### Data extracted from a collection
┌──

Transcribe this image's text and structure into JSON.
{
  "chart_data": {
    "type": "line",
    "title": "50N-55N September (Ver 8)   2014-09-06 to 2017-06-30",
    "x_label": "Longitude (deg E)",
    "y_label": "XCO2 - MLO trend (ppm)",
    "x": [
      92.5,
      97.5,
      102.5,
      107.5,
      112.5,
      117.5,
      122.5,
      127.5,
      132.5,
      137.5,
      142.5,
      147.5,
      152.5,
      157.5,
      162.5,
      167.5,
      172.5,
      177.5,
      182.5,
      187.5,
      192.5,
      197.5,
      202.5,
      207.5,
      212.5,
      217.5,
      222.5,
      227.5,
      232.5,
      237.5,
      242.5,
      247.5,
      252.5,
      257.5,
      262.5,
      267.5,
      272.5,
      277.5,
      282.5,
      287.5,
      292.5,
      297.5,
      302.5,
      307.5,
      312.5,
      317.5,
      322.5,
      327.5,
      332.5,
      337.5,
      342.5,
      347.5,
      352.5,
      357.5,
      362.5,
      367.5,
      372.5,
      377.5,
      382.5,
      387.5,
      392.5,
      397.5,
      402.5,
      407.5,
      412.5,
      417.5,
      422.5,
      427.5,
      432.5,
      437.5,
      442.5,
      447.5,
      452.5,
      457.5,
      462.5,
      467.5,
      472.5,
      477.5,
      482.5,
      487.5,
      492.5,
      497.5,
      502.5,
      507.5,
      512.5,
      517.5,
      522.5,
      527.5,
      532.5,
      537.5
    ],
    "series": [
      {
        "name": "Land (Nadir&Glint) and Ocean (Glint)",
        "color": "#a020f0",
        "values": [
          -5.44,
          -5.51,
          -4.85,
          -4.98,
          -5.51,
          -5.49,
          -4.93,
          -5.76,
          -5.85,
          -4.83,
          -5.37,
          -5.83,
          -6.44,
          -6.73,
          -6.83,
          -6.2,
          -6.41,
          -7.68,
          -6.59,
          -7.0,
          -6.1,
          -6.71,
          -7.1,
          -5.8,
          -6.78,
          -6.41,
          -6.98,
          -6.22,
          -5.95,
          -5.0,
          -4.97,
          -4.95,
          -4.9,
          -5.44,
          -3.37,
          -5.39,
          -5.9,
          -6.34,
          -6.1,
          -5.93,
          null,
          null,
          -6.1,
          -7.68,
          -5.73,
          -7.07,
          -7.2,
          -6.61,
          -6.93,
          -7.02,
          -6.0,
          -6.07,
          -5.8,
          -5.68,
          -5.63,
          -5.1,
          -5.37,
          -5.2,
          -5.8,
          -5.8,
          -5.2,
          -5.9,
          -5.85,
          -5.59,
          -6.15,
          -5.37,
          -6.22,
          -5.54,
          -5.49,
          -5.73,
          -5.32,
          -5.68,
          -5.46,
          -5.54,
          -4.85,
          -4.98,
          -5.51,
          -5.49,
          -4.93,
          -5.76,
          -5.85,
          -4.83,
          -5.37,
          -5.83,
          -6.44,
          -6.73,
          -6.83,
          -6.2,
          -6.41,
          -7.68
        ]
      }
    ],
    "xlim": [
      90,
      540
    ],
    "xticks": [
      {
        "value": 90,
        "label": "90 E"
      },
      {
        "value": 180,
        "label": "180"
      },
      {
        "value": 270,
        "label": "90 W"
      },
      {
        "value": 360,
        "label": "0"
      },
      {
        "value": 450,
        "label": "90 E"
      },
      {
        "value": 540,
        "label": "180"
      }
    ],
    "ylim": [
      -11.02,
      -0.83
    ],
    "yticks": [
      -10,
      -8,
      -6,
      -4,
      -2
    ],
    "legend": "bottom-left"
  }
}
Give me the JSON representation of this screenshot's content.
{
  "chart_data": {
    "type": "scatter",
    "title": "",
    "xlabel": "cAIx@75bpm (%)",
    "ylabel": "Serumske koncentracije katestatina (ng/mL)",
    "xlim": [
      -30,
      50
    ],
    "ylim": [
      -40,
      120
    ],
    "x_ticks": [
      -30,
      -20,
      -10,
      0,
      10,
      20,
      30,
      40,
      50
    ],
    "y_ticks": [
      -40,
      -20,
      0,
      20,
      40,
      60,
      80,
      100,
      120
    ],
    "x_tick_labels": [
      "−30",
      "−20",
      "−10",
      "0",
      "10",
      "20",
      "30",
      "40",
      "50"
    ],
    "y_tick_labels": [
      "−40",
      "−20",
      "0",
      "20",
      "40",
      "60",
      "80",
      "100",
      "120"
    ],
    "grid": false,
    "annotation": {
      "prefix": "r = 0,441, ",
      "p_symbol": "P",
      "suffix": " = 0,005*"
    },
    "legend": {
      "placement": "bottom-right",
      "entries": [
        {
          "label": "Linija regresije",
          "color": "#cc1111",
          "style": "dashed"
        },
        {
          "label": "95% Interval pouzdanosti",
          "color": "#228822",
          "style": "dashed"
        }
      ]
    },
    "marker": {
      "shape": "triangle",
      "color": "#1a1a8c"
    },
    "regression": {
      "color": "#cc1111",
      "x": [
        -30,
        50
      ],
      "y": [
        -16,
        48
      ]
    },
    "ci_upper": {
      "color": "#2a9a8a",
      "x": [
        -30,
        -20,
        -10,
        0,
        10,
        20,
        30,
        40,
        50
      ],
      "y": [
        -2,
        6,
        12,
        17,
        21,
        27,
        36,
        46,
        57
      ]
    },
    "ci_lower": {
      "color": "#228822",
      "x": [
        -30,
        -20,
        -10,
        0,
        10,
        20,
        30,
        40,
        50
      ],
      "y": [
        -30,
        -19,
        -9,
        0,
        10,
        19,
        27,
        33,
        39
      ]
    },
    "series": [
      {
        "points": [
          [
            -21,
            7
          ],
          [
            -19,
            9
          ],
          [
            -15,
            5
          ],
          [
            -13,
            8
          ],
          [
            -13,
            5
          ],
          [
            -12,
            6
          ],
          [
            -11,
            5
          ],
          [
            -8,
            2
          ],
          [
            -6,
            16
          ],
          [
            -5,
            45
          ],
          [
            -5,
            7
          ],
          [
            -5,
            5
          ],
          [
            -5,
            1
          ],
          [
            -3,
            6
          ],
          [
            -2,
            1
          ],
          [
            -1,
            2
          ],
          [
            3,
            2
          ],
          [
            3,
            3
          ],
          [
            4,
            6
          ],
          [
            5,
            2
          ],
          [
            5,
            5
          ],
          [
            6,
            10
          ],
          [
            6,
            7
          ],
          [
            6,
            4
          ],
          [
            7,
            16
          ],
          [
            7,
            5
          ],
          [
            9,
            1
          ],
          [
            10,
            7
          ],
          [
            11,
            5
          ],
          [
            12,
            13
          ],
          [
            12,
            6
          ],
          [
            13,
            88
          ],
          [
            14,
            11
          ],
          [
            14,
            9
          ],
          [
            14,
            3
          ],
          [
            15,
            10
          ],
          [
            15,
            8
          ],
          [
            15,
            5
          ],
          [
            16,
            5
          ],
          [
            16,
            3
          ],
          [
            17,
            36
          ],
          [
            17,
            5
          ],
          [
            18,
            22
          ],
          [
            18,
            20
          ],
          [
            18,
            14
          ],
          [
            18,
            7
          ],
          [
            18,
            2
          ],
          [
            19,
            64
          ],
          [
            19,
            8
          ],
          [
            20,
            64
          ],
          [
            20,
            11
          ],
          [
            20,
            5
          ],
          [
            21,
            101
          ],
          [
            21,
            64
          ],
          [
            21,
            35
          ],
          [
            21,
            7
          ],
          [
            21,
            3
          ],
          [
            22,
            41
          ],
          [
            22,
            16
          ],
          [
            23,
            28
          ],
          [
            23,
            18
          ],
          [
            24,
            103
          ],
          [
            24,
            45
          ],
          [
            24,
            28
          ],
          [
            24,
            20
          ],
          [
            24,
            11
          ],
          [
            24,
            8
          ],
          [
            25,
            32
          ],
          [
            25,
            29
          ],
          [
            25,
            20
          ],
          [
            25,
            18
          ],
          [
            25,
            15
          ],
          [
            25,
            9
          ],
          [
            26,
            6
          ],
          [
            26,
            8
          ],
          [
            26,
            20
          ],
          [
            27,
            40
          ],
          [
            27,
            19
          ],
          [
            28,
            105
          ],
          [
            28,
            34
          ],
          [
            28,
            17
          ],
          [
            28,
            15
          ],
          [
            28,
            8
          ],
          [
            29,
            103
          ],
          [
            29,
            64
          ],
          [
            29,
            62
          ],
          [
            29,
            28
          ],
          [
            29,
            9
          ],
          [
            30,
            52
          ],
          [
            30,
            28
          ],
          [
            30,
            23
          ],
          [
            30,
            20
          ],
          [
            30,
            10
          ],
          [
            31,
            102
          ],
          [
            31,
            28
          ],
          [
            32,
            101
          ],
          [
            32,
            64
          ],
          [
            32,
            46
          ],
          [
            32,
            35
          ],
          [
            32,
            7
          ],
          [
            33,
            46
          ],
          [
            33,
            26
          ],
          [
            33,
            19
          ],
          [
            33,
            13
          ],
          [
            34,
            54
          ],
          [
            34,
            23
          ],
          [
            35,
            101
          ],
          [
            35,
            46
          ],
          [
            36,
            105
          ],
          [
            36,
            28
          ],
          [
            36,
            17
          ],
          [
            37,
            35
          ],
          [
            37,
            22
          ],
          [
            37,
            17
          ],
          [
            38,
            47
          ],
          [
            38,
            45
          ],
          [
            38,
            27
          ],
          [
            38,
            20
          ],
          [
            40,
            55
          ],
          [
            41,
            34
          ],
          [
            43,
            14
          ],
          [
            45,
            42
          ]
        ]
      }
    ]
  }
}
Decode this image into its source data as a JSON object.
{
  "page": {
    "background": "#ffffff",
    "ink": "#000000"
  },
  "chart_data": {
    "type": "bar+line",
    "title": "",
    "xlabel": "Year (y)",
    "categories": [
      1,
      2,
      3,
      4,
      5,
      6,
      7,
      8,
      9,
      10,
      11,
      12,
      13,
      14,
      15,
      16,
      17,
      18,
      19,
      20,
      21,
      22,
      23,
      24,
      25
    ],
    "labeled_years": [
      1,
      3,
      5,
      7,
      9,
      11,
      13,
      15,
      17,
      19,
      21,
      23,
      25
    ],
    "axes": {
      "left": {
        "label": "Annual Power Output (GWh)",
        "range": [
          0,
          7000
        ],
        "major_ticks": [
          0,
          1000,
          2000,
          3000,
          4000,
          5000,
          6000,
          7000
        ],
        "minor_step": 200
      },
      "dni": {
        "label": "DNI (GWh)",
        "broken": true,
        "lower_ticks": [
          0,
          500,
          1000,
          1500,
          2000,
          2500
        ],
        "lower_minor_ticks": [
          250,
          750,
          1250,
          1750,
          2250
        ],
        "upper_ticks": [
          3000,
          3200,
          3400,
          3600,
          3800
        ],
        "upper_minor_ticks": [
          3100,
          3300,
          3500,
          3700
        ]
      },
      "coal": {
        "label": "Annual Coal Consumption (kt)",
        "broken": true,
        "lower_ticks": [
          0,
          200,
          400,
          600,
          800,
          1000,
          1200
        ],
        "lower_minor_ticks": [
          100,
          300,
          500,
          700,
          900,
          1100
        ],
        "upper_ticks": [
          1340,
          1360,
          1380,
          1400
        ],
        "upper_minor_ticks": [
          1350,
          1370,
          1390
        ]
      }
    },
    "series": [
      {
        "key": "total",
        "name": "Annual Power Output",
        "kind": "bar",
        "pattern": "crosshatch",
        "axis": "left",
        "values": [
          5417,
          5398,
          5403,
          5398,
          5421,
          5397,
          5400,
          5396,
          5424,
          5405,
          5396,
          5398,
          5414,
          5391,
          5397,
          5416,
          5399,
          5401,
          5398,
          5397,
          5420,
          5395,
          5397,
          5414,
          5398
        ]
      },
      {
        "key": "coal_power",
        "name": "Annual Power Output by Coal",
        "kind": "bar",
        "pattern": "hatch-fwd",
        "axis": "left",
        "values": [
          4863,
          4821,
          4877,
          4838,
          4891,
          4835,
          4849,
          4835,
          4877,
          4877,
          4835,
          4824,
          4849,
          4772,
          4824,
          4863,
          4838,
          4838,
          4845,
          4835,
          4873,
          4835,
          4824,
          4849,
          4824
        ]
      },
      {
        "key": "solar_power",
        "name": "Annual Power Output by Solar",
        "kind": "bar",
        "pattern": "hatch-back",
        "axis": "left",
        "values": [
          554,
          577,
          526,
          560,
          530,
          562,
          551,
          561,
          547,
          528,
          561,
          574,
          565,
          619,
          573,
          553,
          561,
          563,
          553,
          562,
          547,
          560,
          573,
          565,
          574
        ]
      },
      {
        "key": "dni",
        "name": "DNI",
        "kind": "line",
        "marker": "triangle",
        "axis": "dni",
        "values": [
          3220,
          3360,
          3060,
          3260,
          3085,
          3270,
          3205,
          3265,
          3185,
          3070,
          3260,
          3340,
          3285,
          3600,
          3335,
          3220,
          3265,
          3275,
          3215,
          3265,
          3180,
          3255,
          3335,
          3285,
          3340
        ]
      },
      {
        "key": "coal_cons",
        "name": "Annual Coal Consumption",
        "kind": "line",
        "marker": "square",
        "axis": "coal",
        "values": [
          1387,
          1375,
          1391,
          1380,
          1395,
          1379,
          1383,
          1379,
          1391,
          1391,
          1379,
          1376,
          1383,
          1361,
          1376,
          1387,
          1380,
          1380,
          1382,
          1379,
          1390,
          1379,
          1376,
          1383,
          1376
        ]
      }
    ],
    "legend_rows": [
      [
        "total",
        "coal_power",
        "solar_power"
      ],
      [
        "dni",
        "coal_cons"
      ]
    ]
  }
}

└──

Lines containing "this" are to be counted. State the total and add nothing.

3